**** Data to use ****
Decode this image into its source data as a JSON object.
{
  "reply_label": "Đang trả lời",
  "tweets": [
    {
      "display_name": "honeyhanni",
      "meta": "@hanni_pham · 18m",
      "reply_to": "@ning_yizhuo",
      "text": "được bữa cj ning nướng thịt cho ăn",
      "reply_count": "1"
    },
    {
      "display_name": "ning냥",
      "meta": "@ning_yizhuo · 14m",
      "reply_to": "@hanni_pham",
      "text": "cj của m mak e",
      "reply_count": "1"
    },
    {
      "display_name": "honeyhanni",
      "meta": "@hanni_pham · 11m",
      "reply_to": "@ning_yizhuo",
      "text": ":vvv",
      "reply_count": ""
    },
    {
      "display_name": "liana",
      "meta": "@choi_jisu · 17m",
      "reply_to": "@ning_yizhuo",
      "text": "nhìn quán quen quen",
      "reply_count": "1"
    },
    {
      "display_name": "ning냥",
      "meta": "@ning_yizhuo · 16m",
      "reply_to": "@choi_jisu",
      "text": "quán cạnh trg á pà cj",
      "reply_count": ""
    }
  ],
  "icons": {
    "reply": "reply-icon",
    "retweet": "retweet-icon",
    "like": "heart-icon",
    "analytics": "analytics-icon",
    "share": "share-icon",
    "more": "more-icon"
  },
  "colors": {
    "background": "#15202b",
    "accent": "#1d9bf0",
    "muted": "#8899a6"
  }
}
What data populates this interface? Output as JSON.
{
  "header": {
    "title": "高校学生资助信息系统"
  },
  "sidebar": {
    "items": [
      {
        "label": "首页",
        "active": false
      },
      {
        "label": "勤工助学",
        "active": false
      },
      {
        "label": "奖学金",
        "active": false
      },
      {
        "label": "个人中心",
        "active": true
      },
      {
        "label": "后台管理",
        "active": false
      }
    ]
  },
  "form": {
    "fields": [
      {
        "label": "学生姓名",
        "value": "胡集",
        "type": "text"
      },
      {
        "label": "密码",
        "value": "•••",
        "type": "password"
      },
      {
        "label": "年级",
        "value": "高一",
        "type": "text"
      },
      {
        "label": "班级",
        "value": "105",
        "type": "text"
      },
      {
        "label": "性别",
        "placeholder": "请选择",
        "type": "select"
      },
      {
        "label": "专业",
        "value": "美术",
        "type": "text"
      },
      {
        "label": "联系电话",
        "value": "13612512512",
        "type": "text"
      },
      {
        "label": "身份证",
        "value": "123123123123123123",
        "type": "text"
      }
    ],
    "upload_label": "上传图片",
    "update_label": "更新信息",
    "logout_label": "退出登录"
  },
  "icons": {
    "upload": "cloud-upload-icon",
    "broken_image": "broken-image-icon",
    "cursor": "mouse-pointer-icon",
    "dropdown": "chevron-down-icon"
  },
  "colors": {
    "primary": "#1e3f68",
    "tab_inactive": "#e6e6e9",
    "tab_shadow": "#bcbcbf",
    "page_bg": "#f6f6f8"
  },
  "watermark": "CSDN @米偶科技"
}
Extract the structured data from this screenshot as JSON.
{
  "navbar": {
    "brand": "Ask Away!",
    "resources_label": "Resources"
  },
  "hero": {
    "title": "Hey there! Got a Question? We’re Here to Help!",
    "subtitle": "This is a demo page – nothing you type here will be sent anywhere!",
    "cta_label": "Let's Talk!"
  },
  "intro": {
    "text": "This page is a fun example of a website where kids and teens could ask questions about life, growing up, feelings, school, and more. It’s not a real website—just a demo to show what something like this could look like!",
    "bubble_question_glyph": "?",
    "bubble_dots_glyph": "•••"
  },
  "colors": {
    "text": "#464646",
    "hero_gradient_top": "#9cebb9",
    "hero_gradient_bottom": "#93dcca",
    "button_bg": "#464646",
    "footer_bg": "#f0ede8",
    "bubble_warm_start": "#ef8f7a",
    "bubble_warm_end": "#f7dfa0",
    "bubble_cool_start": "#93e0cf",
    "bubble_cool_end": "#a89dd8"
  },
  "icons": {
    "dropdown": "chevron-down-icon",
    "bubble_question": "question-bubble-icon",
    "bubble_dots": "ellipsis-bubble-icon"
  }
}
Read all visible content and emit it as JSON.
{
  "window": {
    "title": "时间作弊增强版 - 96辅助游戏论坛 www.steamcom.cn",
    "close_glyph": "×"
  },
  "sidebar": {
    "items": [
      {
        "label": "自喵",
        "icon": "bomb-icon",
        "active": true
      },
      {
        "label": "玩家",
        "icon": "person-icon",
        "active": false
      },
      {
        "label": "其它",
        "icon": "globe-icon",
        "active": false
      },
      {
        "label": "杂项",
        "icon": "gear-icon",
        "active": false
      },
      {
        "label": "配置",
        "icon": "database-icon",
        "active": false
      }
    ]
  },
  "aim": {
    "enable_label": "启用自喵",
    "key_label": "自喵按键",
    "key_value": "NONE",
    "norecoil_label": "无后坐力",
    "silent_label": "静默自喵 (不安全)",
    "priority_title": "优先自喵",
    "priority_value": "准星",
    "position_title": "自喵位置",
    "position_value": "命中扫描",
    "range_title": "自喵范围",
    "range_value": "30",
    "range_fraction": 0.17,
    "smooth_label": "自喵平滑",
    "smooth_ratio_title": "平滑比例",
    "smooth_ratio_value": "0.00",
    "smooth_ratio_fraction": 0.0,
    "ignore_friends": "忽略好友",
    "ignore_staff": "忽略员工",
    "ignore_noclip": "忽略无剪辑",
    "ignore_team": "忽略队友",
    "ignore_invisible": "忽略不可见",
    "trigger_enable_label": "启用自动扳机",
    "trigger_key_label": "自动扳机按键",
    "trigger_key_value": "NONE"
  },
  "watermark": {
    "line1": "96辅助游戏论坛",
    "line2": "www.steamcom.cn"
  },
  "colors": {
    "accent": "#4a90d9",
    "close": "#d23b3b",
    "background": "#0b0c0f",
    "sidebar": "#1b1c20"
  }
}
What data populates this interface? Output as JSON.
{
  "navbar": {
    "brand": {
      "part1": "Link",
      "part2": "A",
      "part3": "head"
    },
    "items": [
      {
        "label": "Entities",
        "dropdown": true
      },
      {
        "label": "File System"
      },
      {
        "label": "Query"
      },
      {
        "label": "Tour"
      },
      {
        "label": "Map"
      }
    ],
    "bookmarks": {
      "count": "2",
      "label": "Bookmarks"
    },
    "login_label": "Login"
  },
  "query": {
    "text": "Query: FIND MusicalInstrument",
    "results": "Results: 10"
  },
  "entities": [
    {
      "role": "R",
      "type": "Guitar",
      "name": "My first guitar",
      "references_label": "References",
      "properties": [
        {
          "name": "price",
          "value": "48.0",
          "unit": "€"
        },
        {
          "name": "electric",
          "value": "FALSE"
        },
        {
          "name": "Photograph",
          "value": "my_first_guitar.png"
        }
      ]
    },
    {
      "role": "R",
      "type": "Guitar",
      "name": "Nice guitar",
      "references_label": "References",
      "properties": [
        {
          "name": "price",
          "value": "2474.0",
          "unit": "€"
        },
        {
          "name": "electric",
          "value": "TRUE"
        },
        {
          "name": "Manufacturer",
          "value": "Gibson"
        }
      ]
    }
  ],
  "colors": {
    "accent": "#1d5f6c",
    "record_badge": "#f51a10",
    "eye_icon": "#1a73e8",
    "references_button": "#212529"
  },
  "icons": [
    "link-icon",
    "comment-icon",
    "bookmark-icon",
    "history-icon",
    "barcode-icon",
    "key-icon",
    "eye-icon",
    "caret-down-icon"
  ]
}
****
- Do this -
Repeat the entries above exactly, leaving nothing out.

- Exercise response -
Decode this image into its source data as a JSON object.
{
  "reply_label": "Đang trả lời",
  "tweets": [
    {
      "display_name": "honeyhanni",
      "meta": "@hanni_pham · 18m",
      "reply_to": "@ning_yizhuo",
      "text": "được bữa cj ning nướng thịt cho ăn",
      "reply_count": "1"
    },
    {
      "display_name": "ning냥",
      "meta": "@ning_yizhuo · 14m",
      "reply_to": "@hanni_pham",
      "text": "cj của m mak e",
      "reply_count": "1"
    },
    {
      "display_name": "honeyhanni",
      "meta": "@hanni_pham · 11m",
      "reply_to": "@ning_yizhuo",
      "text": ":vvv",
      "reply_count": ""
    },
    {
      "display_name": "liana",
      "meta": "@choi_jisu · 17m",
      "reply_to": "@ning_yizhuo",
      "text": "nhìn quán quen quen",
      "reply_count": "1"
    },
    {
      "display_name": "ning냥",
      "meta": "@ning_yizhuo · 16m",
      "reply_to": "@choi_jisu",
      "text": "quán cạnh trg á pà cj",
      "reply_count": ""
    }
  ],
  "icons": {
    "reply": "reply-icon",
    "retweet": "retweet-icon",
    "like": "heart-icon",
    "analytics": "analytics-icon",
    "share": "share-icon",
    "more": "more-icon"
  },
  "colors": {
    "background": "#15202b",
    "accent": "#1d9bf0",
    "muted": "#8899a6"
  }
}
What data populates this interface? Output as JSON.
{
  "header": {
    "title": "高校学生资助信息系统"
  },
  "sidebar": {
    "items": [
      {
        "label": "首页",
        "active": false
      },
      {
        "label": "勤工助学",
        "active": false
      },
      {
        "label": "奖学金",
        "active": false
      },
      {
        "label": "个人中心",
        "active": true
      },
      {
        "label": "后台管理",
        "active": false
      }
    ]
  },
  "form": {
    "fields": [
      {
        "label": "学生姓名",
        "value": "胡集",
        "type": "text"
      },
      {
        "label": "密码",
        "value": "•••",
        "type": "password"
      },
      {
        "label": "年级",
        "value": "高一",
        "type": "text"
      },
      {
        "label": "班级",
        "value": "105",
        "type": "text"
      },
      {
        "label": "性别",
        "placeholder": "请选择",
        "type": "select"
      },
      {
        "label": "专业",
        "value": "美术",
        "type": "text"
      },
      {
        "label": "联系电话",
        "value": "13612512512",
        "type": "text"
      },
      {
        "label": "身份证",
        "value": "123123123123123123",
        "type": "text"
      }
    ],
    "upload_label": "上传图片",
    "update_label": "更新信息",
    "logout_label": "退出登录"
  },
  "icons": {
    "upload": "cloud-upload-icon",
    "broken_image": "broken-image-icon",
    "cursor": "mouse-pointer-icon",
    "dropdown": "chevron-down-icon"
  },
  "colors": {
    "primary": "#1e3f68",
    "tab_inactive": "#e6e6e9",
    "tab_shadow": "#bcbcbf",
    "page_bg": "#f6f6f8"
  },
  "watermark": "CSDN @米偶科技"
}
Extract the structured data from this screenshot as JSON.
{
  "navbar": {
    "brand": "Ask Away!",
    "resources_label": "Resources"
  },
  "hero": {
    "title": "Hey there! Got a Question? We’re Here to Help!",
    "subtitle": "This is a demo page – nothing you type here will be sent anywhere!",
    "cta_label": "Let's Talk!"
  },
  "intro": {
    "text": "This page is a fun example of a website where kids and teens could ask questions about life, growing up, feelings, school, and more. It’s not a real website—just a demo to show what something like this could look like!",
    "bubble_question_glyph": "?",
    "bubble_dots_glyph": "•••"
  },
  "colors": {
    "text": "#464646",
    "hero_gradient_top": "#9cebb9",
    "hero_gradient_bottom": "#93dcca",
    "button_bg": "#464646",
    "footer_bg": "#f0ede8",
    "bubble_warm_start": "#ef8f7a",
    "bubble_warm_end": "#f7dfa0",
    "bubble_cool_start": "#93e0cf",
    "bubble_cool_end": "#a89dd8"
  },
  "icons": {
    "dropdown": "chevron-down-icon",
    "bubble_question": "question-bubble-icon",
    "bubble_dots": "ellipsis-bubble-icon"
  }
}
Read all visible content and emit it as JSON.
{
  "window": {
    "title": "时间作弊增强版 - 96辅助游戏论坛 www.steamcom.cn",
    "close_glyph": "×"
  },
  "sidebar": {
    "items": [
      {
        "label": "自喵",
        "icon": "bomb-icon",
        "active": true
      },
      {
        "label": "玩家",
        "icon": "person-icon",
        "active": false
      },
      {
        "label": "其它",
        "icon": "globe-icon",
        "active": false
      },
      {
        "label": "杂项",
        "icon": "gear-icon",
        "active": false
      },
      {
        "label": "配置",
        "icon": "database-icon",
        "active": false
      }
    ]
  },
  "aim": {
    "enable_label": "启用自喵",
    "key_label": "自喵按键",
    "key_value": "NONE",
    "norecoil_label": "无后坐力",
    "silent_label": "静默自喵 (不安全)",
    "priority_title": "优先自喵",
    "priority_value": "准星",
    "position_title": "自喵位置",
    "position_value": "命中扫描",
    "range_title": "自喵范围",
    "range_value": "30",
    "range_fraction": 0.17,
    "smooth_label": "自喵平滑",
    "smooth_ratio_title": "平滑比例",
    "smooth_ratio_value": "0.00",
    "smooth_ratio_fraction": 0.0,
    "ignore_friends": "忽略好友",
    "ignore_staff": "忽略员工",
    "ignore_noclip": "忽略无剪辑",
    "ignore_team": "忽略队友",
    "ignore_invisible": "忽略不可见",
    "trigger_enable_label": "启用自动扳机",
    "trigger_key_label": "自动扳机按键",
    "trigger_key_value": "NONE"
  },
  "watermark": {
    "line1": "96辅助游戏论坛",
    "line2": "www.steamcom.cn"
  },
  "colors": {
    "accent": "#4a90d9",
    "close": "#d23b3b",
    "background": "#0b0c0f",
    "sidebar": "#1b1c20"
  }
}
What data populates this interface? Output as JSON.
{
  "navbar": {
    "brand": {
      "part1": "Link",
      "part2": "A",
      "part3": "head"
    },
    "items": [
      {
        "label": "Entities",
        "dropdown": true
      },
      {
        "label": "File System"
      },
      {
        "label": "Query"
      },
      {
        "label": "Tour"
      },
      {
        "label": "Map"
      }
    ],
    "bookmarks": {
      "count": "2",
      "label": "Bookmarks"
    },
    "login_label": "Login"
  },
  "query": {
    "text": "Query: FIND MusicalInstrument",
    "results": "Results: 10"
  },
  "entities": [
    {
      "role": "R",
      "type": "Guitar",
      "name": "My first guitar",
      "references_label": "References",
      "properties": [
        {
          "name": "price",
          "value": "48.0",
          "unit": "€"
        },
        {
          "name": "electric",
          "value": "FALSE"
        },
        {
          "name": "Photograph",
          "value": "my_first_guitar.png"
        }
      ]
    },
    {
      "role": "R",
      "type": "Guitar",
      "name": "Nice guitar",
      "references_label": "References",
      "properties": [
        {
          "name": "price",
          "value": "2474.0",
          "unit": "€"
        },
        {
          "name": "electric",
          "value": "TRUE"
        },
        {
          "name": "Manufacturer",
          "value": "Gibson"
        }
      ]
    }
  ],
  "colors": {
    "accent": "#1d5f6c",
    "record_badge": "#f51a10",
    "eye_icon": "#1a73e8",
    "references_button": "#212529"
  },
  "icons": [
    "link-icon",
    "comment-icon",
    "bookmark-icon",
    "history-icon",
    "barcode-icon",
    "key-icon",
    "eye-icon",
    "caret-down-icon"
  ]
}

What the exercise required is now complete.